### STATED EXERCISE
Each entry below must be repeated exactly, with pictures left out.

--- start of RECORDED DATA ---

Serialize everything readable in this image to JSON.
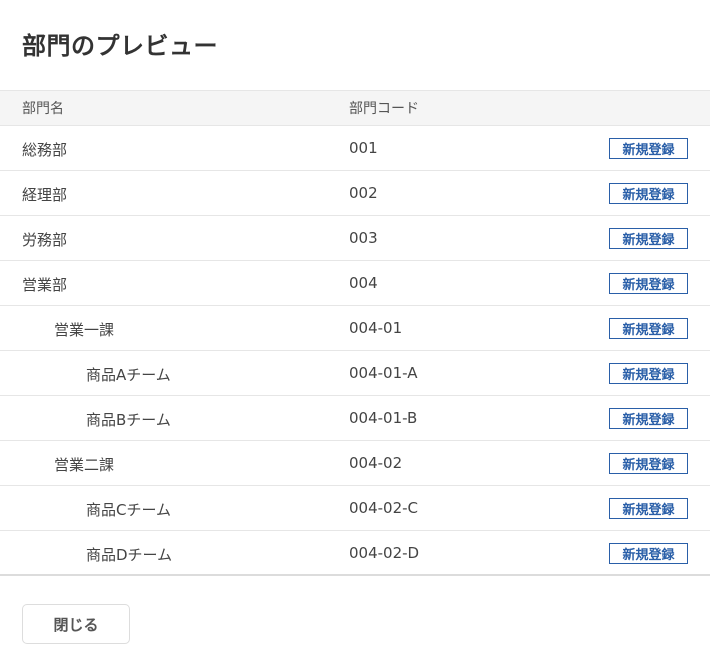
{
  "dialog": {
    "title": "部門のプレビュー",
    "close_label": "閉じる"
  },
  "table": {
    "columns": {
      "name": "部門名",
      "code": "部門コード"
    },
    "register_label": "新規登録",
    "rows": [
      {
        "name": "総務部",
        "code": "001",
        "level": 0
      },
      {
        "name": "経理部",
        "code": "002",
        "level": 0
      },
      {
        "name": "労務部",
        "code": "003",
        "level": 0
      },
      {
        "name": "営業部",
        "code": "004",
        "level": 0
      },
      {
        "name": "営業一課",
        "code": "004-01",
        "level": 1
      },
      {
        "name": "商品Aチーム",
        "code": "004-01-A",
        "level": 2
      },
      {
        "name": "商品Bチーム",
        "code": "004-01-B",
        "level": 2
      },
      {
        "name": "営業二課",
        "code": "004-02",
        "level": 1
      },
      {
        "name": "商品Cチーム",
        "code": "004-02-C",
        "level": 2
      },
      {
        "name": "商品Dチーム",
        "code": "004-02-D",
        "level": 2
      }
    ]
  },
  "colors": {
    "accent": "#2a5fa8",
    "header_bg": "#f5f5f5",
    "border": "#e6e6e6"
  }
}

--- end of RECORDED DATA ---

### ANSWER FOR THIS EXERCISE
Serialize everything readable in this image to JSON.
{
  "dialog": {
    "title": "部門のプレビュー",
    "close_label": "閉じる"
  },
  "table": {
    "columns": {
      "name": "部門名",
      "code": "部門コード"
    },
    "register_label": "新規登録",
    "rows": [
      {
        "name": "総務部",
        "code": "001",
        "level": 0
      },
      {
        "name": "経理部",
        "code": "002",
        "level": 0
      },
      {
        "name": "労務部",
        "code": "003",
        "level": 0
      },
      {
        "name": "営業部",
        "code": "004",
        "level": 0
      },
      {
        "name": "営業一課",
        "code": "004-01",
        "level": 1
      },
      {
        "name": "商品Aチーム",
        "code": "004-01-A",
        "level": 2
      },
      {
        "name": "商品Bチーム",
        "code": "004-01-B",
        "level": 2
      },
      {
        "name": "営業二課",
        "code": "004-02",
        "level": 1
      },
      {
        "name": "商品Cチーム",
        "code": "004-02-C",
        "level": 2
      },
      {
        "name": "商品Dチーム",
        "code": "004-02-D",
        "level": 2
      }
    ]
  },
  "colors": {
    "accent": "#2a5fa8",
    "header_bg": "#f5f5f5",
    "border": "#e6e6e6"
  }
}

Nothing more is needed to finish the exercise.